___ DATA ROWS

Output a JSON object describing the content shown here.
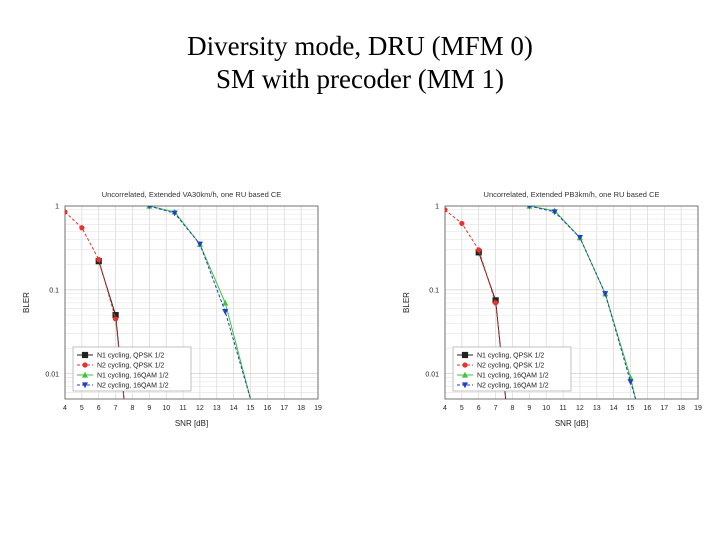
{
  "slide": {
    "title_line1": "Diversity mode, DRU (MFM 0)",
    "title_line2": "SM with precoder (MM 1)"
  },
  "chart_data": [
    {
      "type": "line",
      "title": "Uncorrelated, Extended VA30km/h, one RU based CE",
      "xlabel": "SNR [dB]",
      "ylabel": "BLER",
      "x_scale": "linear",
      "y_scale": "log",
      "xlim": [
        4,
        19
      ],
      "ylim": [
        0.005,
        1
      ],
      "xticks": [
        "4",
        "5",
        "6",
        "7",
        "8",
        "9",
        "10",
        "11",
        "12",
        "13",
        "14",
        "15",
        "16",
        "17",
        "18",
        "19"
      ],
      "yticks": [
        "1",
        "0.1",
        "0.01"
      ],
      "grid": true,
      "legend_position": "bottom-left",
      "series": [
        {
          "name": "N1 cycling, QPSK 1/2",
          "color": "#222222",
          "marker": "square",
          "dash": "solid",
          "x": [
            6,
            7,
            7.5
          ],
          "y": [
            0.22,
            0.05,
            0.005
          ]
        },
        {
          "name": "N2 cycling, QPSK 1/2",
          "color": "#e8322a",
          "marker": "circle",
          "dash": "dashed",
          "x": [
            4,
            5,
            6,
            7,
            7.5
          ],
          "y": [
            0.85,
            0.55,
            0.23,
            0.045,
            0.005
          ]
        },
        {
          "name": "N1 cycling, 16QAM 1/2",
          "color": "#3fc23f",
          "marker": "triangle-up",
          "dash": "solid",
          "x": [
            9,
            10.5,
            12,
            13.5,
            15
          ],
          "y": [
            1.0,
            0.85,
            0.35,
            0.07,
            0.005
          ]
        },
        {
          "name": "N2 cycling, 16QAM 1/2",
          "color": "#1f3fc8",
          "marker": "triangle-down",
          "dash": "dashed",
          "x": [
            9,
            10.5,
            12,
            13.5,
            15
          ],
          "y": [
            1.0,
            0.82,
            0.35,
            0.055,
            0.005
          ]
        }
      ]
    },
    {
      "type": "line",
      "title": "Uncorrelated, Extended PB3km/h, one RU based CE",
      "xlabel": "SNR [dB]",
      "ylabel": "BLER",
      "x_scale": "linear",
      "y_scale": "log",
      "xlim": [
        4,
        19
      ],
      "ylim": [
        0.005,
        1
      ],
      "xticks": [
        "4",
        "5",
        "6",
        "7",
        "8",
        "9",
        "10",
        "11",
        "12",
        "13",
        "14",
        "15",
        "16",
        "17",
        "18",
        "19"
      ],
      "yticks": [
        "1",
        "0.1",
        "0.01"
      ],
      "grid": true,
      "legend_position": "bottom-left",
      "series": [
        {
          "name": "N1 cycling, QPSK 1/2",
          "color": "#222222",
          "marker": "square",
          "dash": "solid",
          "x": [
            6,
            7,
            7.6
          ],
          "y": [
            0.28,
            0.075,
            0.005
          ]
        },
        {
          "name": "N2 cycling, QPSK 1/2",
          "color": "#e8322a",
          "marker": "circle",
          "dash": "dashed",
          "x": [
            4,
            5,
            6,
            7,
            7.6
          ],
          "y": [
            0.9,
            0.62,
            0.3,
            0.07,
            0.005
          ]
        },
        {
          "name": "N1 cycling, 16QAM 1/2",
          "color": "#3fc23f",
          "marker": "triangle-up",
          "dash": "solid",
          "x": [
            9,
            10.5,
            12,
            13.5,
            15,
            15.3
          ],
          "y": [
            1.0,
            0.88,
            0.42,
            0.09,
            0.009,
            0.005
          ]
        },
        {
          "name": "N2 cycling, 16QAM 1/2",
          "color": "#1f3fc8",
          "marker": "triangle-down",
          "dash": "dashed",
          "x": [
            9,
            10.5,
            12,
            13.5,
            15,
            15.3
          ],
          "y": [
            1.0,
            0.85,
            0.42,
            0.09,
            0.008,
            0.005
          ]
        }
      ]
    }
  ]
}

______

How many lines in the records above contain the word "Uncorrelated"? Reply with the number and nothing more.

### FULL RESPONSE:
2